BRIEF:
Pick out every line in the data below that holds "this".

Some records
:::::

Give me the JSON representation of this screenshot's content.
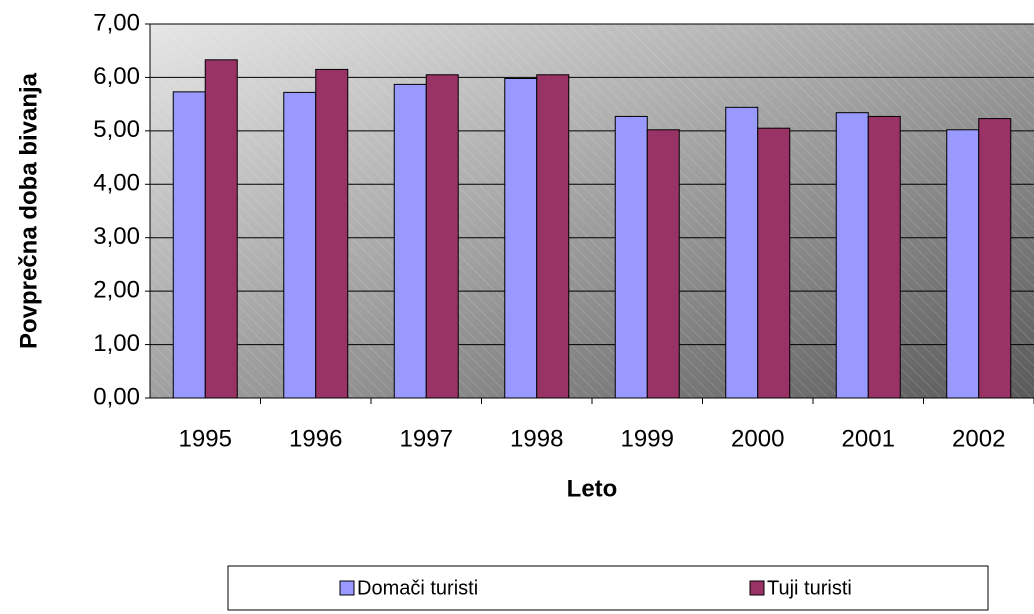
{
  "chart_data": {
    "type": "bar",
    "x_label": "Leto",
    "y_label": "Povprečna doba bivanja",
    "categories": [
      "1995",
      "1996",
      "1997",
      "1998",
      "1999",
      "2000",
      "2001",
      "2002"
    ],
    "series": [
      {
        "name": "Domači turisti",
        "color": "#9999ff",
        "values": [
          5.73,
          5.72,
          5.87,
          5.98,
          5.27,
          5.44,
          5.34,
          5.02
        ]
      },
      {
        "name": "Tuji turisti",
        "color": "#993366",
        "values": [
          6.33,
          6.15,
          6.05,
          6.05,
          5.02,
          5.05,
          5.27,
          5.23
        ]
      }
    ],
    "ylim": [
      0,
      7
    ],
    "yticks": [
      {
        "value": 0,
        "label": "0,00"
      },
      {
        "value": 1,
        "label": "1,00"
      },
      {
        "value": 2,
        "label": "2,00"
      },
      {
        "value": 3,
        "label": "3,00"
      },
      {
        "value": 4,
        "label": "4,00"
      },
      {
        "value": 5,
        "label": "5,00"
      },
      {
        "value": 6,
        "label": "6,00"
      },
      {
        "value": 7,
        "label": "7,00"
      }
    ],
    "grid": true,
    "legend": "bottom"
  }
}
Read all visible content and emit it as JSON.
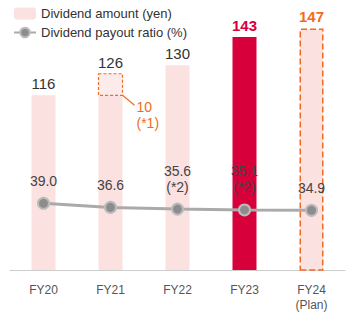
{
  "chart_data": {
    "type": "bar",
    "categories": [
      "FY20",
      "FY21",
      "FY22",
      "FY23",
      "FY24\n(Plan)"
    ],
    "series": [
      {
        "name": "Dividend amount (yen)",
        "type": "bar",
        "values": [
          116,
          126,
          130,
          143,
          147
        ],
        "colors": [
          "#fbe1e0",
          "#fbe1e0",
          "#fbe1e0",
          "#d7003a",
          "#fbe1e0"
        ],
        "color": "#fbe1e0",
        "data_labels": true
      },
      {
        "name": "Dividend payout ratio (%)",
        "type": "line",
        "axis": "y2",
        "color": "#8c8c8c",
        "marker": "circle",
        "values": [
          39.0,
          36.6,
          35.6,
          35.1,
          34.9
        ],
        "value_labels": [
          "39.0",
          "36.6",
          "35.6\n(*2)",
          "35.1\n(*2)",
          "34.9"
        ],
        "data_labels": true
      }
    ],
    "annotations": [
      {
        "category": "FY21",
        "value": 10,
        "text": "10\n(*1)",
        "color": "#f26b21"
      }
    ],
    "ylim": [
      35,
      150
    ],
    "yticks": [
      35,
      150
    ],
    "y2lim": [
      0,
      145
    ],
    "y2ticks": [
      0,
      145
    ],
    "tick_labels": "x",
    "grid": false,
    "legend": "top-left"
  }
}
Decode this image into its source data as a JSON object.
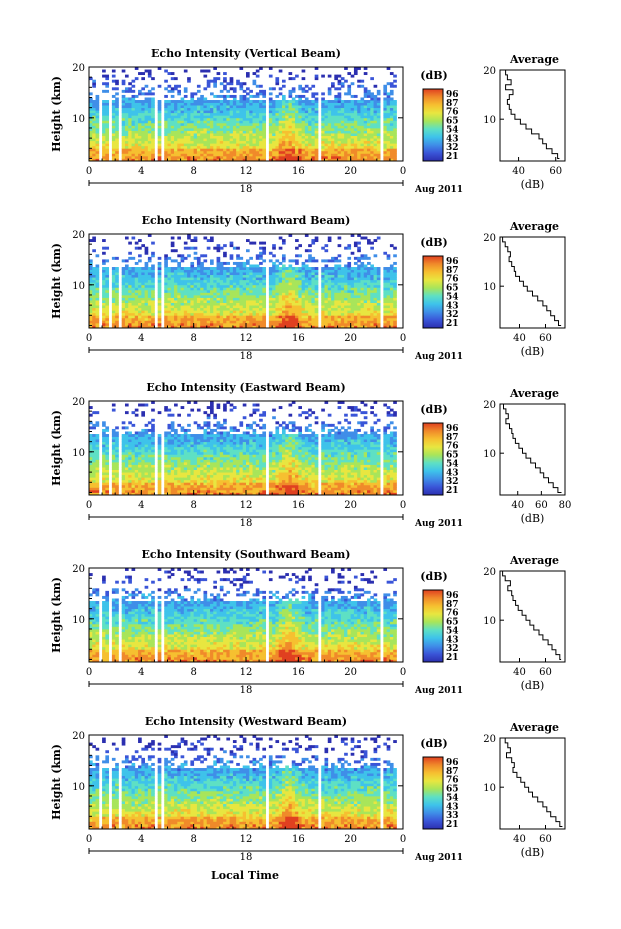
{
  "figure": {
    "xlabel": "Local Time",
    "date_label": "18",
    "month_label": "Aug 2011",
    "unit_label": "(dB)",
    "colors": {
      "stops": [
        "#2b2fb0",
        "#3a55d8",
        "#3f8ee8",
        "#3ec3ea",
        "#5ee0c4",
        "#a8e55a",
        "#e8e640",
        "#f6c030",
        "#f08a2a",
        "#e04020"
      ]
    }
  },
  "chart_data": [
    {
      "type": "heatmap",
      "title": "Echo Intensity (Vertical Beam)",
      "ylabel": "Height (km)",
      "x_ticks": [
        "0",
        "4",
        "8",
        "12",
        "16",
        "20",
        "0"
      ],
      "xlim": [
        0,
        24
      ],
      "y_ticks": [
        "20",
        "10"
      ],
      "ylim": [
        1.5,
        20
      ],
      "colorbar_ticks": [
        "96",
        "87",
        "76",
        "65",
        "54",
        "43",
        "32",
        "21"
      ],
      "gaps_hours": [
        [
          0.75,
          1.0
        ],
        [
          1.5,
          1.7
        ],
        [
          2.35,
          2.55
        ],
        [
          4.4,
          4.6
        ],
        [
          5.0,
          5.2
        ],
        [
          5.5,
          5.7
        ],
        [
          13.55,
          13.85
        ],
        [
          17.4,
          17.7
        ],
        [
          22.3,
          22.55
        ],
        [
          23.6,
          24.0
        ]
      ],
      "profile": {
        "title": "Average",
        "xlabel": "(dB)",
        "x_ticks": [
          "40",
          "60"
        ],
        "xlim": [
          30,
          65
        ],
        "y_ticks": [
          "20",
          "10"
        ],
        "ylim": [
          1.5,
          20
        ],
        "height_km": [
          20,
          19,
          18,
          17,
          16,
          15,
          14,
          13,
          12,
          11,
          10,
          9,
          8,
          7,
          6,
          5,
          4,
          3,
          2
        ],
        "average_db": [
          33,
          34,
          36,
          33,
          37,
          35,
          34,
          35,
          36,
          38,
          41,
          44,
          47,
          51,
          53,
          55,
          58,
          61,
          62
        ]
      }
    },
    {
      "type": "heatmap",
      "title": "Echo Intensity (Northward Beam)",
      "ylabel": "Height (km)",
      "x_ticks": [
        "0",
        "4",
        "8",
        "12",
        "16",
        "20",
        "0"
      ],
      "xlim": [
        0,
        24
      ],
      "y_ticks": [
        "20",
        "10"
      ],
      "ylim": [
        1.5,
        20
      ],
      "colorbar_ticks": [
        "96",
        "87",
        "76",
        "65",
        "54",
        "43",
        "32",
        "21"
      ],
      "gaps_hours": [
        [
          0.75,
          1.0
        ],
        [
          1.5,
          1.7
        ],
        [
          2.35,
          2.55
        ],
        [
          4.4,
          4.6
        ],
        [
          5.0,
          5.2
        ],
        [
          5.5,
          5.7
        ],
        [
          13.55,
          13.85
        ],
        [
          17.4,
          17.7
        ],
        [
          22.3,
          22.55
        ],
        [
          23.6,
          24.0
        ]
      ],
      "profile": {
        "title": "Average",
        "xlabel": "(dB)",
        "x_ticks": [
          "40",
          "60"
        ],
        "xlim": [
          25,
          75
        ],
        "y_ticks": [
          "20",
          "10"
        ],
        "ylim": [
          1.5,
          20
        ],
        "height_km": [
          20,
          19,
          18,
          17,
          16,
          15,
          14,
          13,
          12,
          11,
          10,
          9,
          8,
          7,
          6,
          5,
          4,
          3,
          2
        ],
        "average_db": [
          27,
          29,
          31,
          33,
          32,
          34,
          36,
          37,
          40,
          43,
          46,
          50,
          54,
          58,
          61,
          64,
          67,
          70,
          72
        ]
      }
    },
    {
      "type": "heatmap",
      "title": "Echo Intensity (Eastward Beam)",
      "ylabel": "Height (km)",
      "x_ticks": [
        "0",
        "4",
        "8",
        "12",
        "16",
        "20",
        "0"
      ],
      "xlim": [
        0,
        24
      ],
      "y_ticks": [
        "20",
        "10"
      ],
      "ylim": [
        1.5,
        20
      ],
      "colorbar_ticks": [
        "96",
        "87",
        "76",
        "65",
        "54",
        "43",
        "32",
        "21"
      ],
      "gaps_hours": [
        [
          0.75,
          1.0
        ],
        [
          1.5,
          1.7
        ],
        [
          2.35,
          2.55
        ],
        [
          4.4,
          4.6
        ],
        [
          5.0,
          5.2
        ],
        [
          5.5,
          5.7
        ],
        [
          13.55,
          13.85
        ],
        [
          17.4,
          17.7
        ],
        [
          22.3,
          22.55
        ],
        [
          23.6,
          24.0
        ]
      ],
      "profile": {
        "title": "Average",
        "xlabel": "(dB)",
        "x_ticks": [
          "40",
          "60",
          "80"
        ],
        "xlim": [
          25,
          80
        ],
        "y_ticks": [
          "20",
          "10"
        ],
        "ylim": [
          1.5,
          20
        ],
        "height_km": [
          20,
          19,
          18,
          17,
          16,
          15,
          14,
          13,
          12,
          11,
          10,
          9,
          8,
          7,
          6,
          5,
          4,
          3,
          2
        ],
        "average_db": [
          28,
          30,
          32,
          30,
          33,
          35,
          36,
          38,
          41,
          44,
          47,
          51,
          55,
          59,
          62,
          66,
          70,
          74,
          77
        ]
      }
    },
    {
      "type": "heatmap",
      "title": "Echo Intensity (Southward Beam)",
      "ylabel": "Height (km)",
      "x_ticks": [
        "0",
        "4",
        "8",
        "12",
        "16",
        "20",
        "0"
      ],
      "xlim": [
        0,
        24
      ],
      "y_ticks": [
        "20",
        "10"
      ],
      "ylim": [
        1.5,
        20
      ],
      "colorbar_ticks": [
        "96",
        "87",
        "76",
        "65",
        "54",
        "43",
        "32",
        "21"
      ],
      "gaps_hours": [
        [
          0.75,
          1.0
        ],
        [
          1.5,
          1.7
        ],
        [
          2.35,
          2.55
        ],
        [
          4.4,
          4.6
        ],
        [
          5.0,
          5.2
        ],
        [
          5.5,
          5.7
        ],
        [
          13.55,
          13.85
        ],
        [
          17.4,
          17.7
        ],
        [
          22.3,
          22.55
        ],
        [
          23.6,
          24.0
        ]
      ],
      "profile": {
        "title": "Average",
        "xlabel": "(dB)",
        "x_ticks": [
          "40",
          "60"
        ],
        "xlim": [
          25,
          75
        ],
        "y_ticks": [
          "20",
          "10"
        ],
        "ylim": [
          1.5,
          20
        ],
        "height_km": [
          20,
          19,
          18,
          17,
          16,
          15,
          14,
          13,
          12,
          11,
          10,
          9,
          8,
          7,
          6,
          5,
          4,
          3,
          2
        ],
        "average_db": [
          27,
          29,
          33,
          31,
          34,
          35,
          37,
          39,
          42,
          45,
          48,
          51,
          55,
          58,
          62,
          65,
          68,
          71,
          72
        ]
      }
    },
    {
      "type": "heatmap",
      "title": "Echo Intensity (Westward Beam)",
      "ylabel": "Height (km)",
      "x_ticks": [
        "0",
        "4",
        "8",
        "12",
        "16",
        "20",
        "0"
      ],
      "xlim": [
        0,
        24
      ],
      "y_ticks": [
        "20",
        "10"
      ],
      "ylim": [
        1.5,
        20
      ],
      "colorbar_ticks": [
        "96",
        "87",
        "76",
        "65",
        "54",
        "43",
        "33",
        "21"
      ],
      "gaps_hours": [
        [
          0.75,
          1.0
        ],
        [
          1.5,
          1.7
        ],
        [
          2.35,
          2.55
        ],
        [
          4.4,
          4.6
        ],
        [
          5.0,
          5.2
        ],
        [
          5.5,
          5.7
        ],
        [
          13.55,
          13.85
        ],
        [
          17.4,
          17.7
        ],
        [
          22.3,
          22.55
        ],
        [
          23.6,
          24.0
        ]
      ],
      "profile": {
        "title": "Average",
        "xlabel": "(dB)",
        "x_ticks": [
          "40",
          "60"
        ],
        "xlim": [
          25,
          75
        ],
        "y_ticks": [
          "20",
          "10"
        ],
        "ylim": [
          1.5,
          20
        ],
        "height_km": [
          20,
          19,
          18,
          17,
          16,
          15,
          14,
          13,
          12,
          11,
          10,
          9,
          8,
          7,
          6,
          5,
          4,
          3,
          2
        ],
        "average_db": [
          29,
          31,
          33,
          30,
          34,
          36,
          35,
          38,
          41,
          44,
          47,
          50,
          54,
          58,
          61,
          64,
          68,
          71,
          73
        ]
      }
    }
  ]
}
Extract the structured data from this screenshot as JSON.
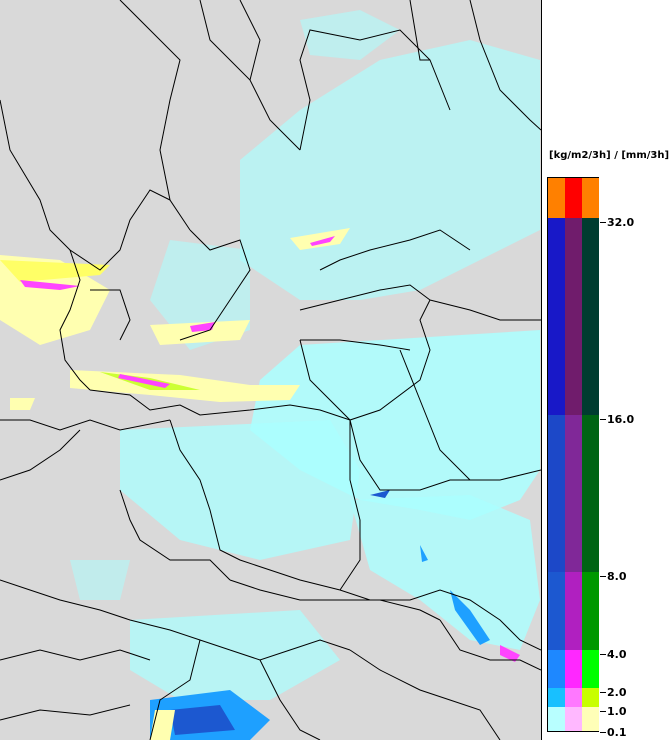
{
  "legend": {
    "unit": "[kg/m2/3h] / [mm/3h]",
    "levels": [
      "32.0",
      "16.0",
      "8.0",
      "4.0",
      "2.0",
      "1.0",
      "0.1"
    ],
    "bands": [
      {
        "colors": [
          "#ff8000",
          "#ff0000",
          "#ff8000"
        ]
      },
      {
        "colors": [
          "#1818c8",
          "#701c6c",
          "#003c30"
        ]
      },
      {
        "colors": [
          "#1c48c8",
          "#802898",
          "#006414"
        ]
      },
      {
        "colors": [
          "#1c58d0",
          "#b020c0",
          "#009800"
        ]
      },
      {
        "colors": [
          "#1e88ff",
          "#ff28ff",
          "#00ff00"
        ]
      },
      {
        "colors": [
          "#18c0ff",
          "#ff78ff",
          "#c8ff00"
        ]
      },
      {
        "colors": [
          "#b8ffff",
          "#ffb8ff",
          "#ffffb8"
        ]
      }
    ]
  },
  "map": {
    "background": "#d9d9d9",
    "border_color": "#000000",
    "light_precip": "#aaffff",
    "snow_light": "#ffffb0",
    "snow_mid": "#ccff33",
    "mixed": "#ff44ff",
    "rain_mid": "#1ea0ff",
    "rain_heavy": "#1c58d0"
  }
}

:::::

RESPONSE TO THE TASK:
Give me the JSON representation of this screenshot's content.
Decode this image into its source data as a JSON object.
Extract the structured data from this screenshot as JSON.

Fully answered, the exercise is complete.